● INSTRUCTIONS TO FOLLOW
Scan the listing and work out how many lines contain the word "Iglesia". Nothing but the number should be given.

● DATA

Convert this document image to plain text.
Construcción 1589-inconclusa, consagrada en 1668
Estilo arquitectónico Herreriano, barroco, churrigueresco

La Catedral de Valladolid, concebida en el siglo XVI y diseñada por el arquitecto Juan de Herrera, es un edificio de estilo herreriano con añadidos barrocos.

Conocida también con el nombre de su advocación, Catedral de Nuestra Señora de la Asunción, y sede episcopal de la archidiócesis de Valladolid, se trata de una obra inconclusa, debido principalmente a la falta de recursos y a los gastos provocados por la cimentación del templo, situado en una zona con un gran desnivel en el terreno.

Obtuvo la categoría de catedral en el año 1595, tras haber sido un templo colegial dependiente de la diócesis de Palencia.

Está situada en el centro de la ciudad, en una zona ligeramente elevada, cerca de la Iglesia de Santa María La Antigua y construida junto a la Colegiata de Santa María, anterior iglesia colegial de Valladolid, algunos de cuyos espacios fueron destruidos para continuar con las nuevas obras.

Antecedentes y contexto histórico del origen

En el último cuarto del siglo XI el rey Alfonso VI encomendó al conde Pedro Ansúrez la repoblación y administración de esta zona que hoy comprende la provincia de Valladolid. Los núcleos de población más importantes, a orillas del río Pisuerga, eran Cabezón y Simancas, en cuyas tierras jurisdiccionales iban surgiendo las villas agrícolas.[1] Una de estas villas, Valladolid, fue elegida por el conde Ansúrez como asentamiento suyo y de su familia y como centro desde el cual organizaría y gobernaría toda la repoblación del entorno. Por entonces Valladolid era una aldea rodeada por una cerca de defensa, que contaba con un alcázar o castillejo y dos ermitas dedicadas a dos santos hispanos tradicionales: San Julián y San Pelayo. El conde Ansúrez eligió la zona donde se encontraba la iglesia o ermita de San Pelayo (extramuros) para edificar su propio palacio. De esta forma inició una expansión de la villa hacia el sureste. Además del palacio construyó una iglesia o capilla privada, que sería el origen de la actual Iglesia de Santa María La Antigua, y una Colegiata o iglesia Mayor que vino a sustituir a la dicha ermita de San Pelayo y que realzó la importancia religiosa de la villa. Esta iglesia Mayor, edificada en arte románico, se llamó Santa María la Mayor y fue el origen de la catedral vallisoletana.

● RESPONSE
2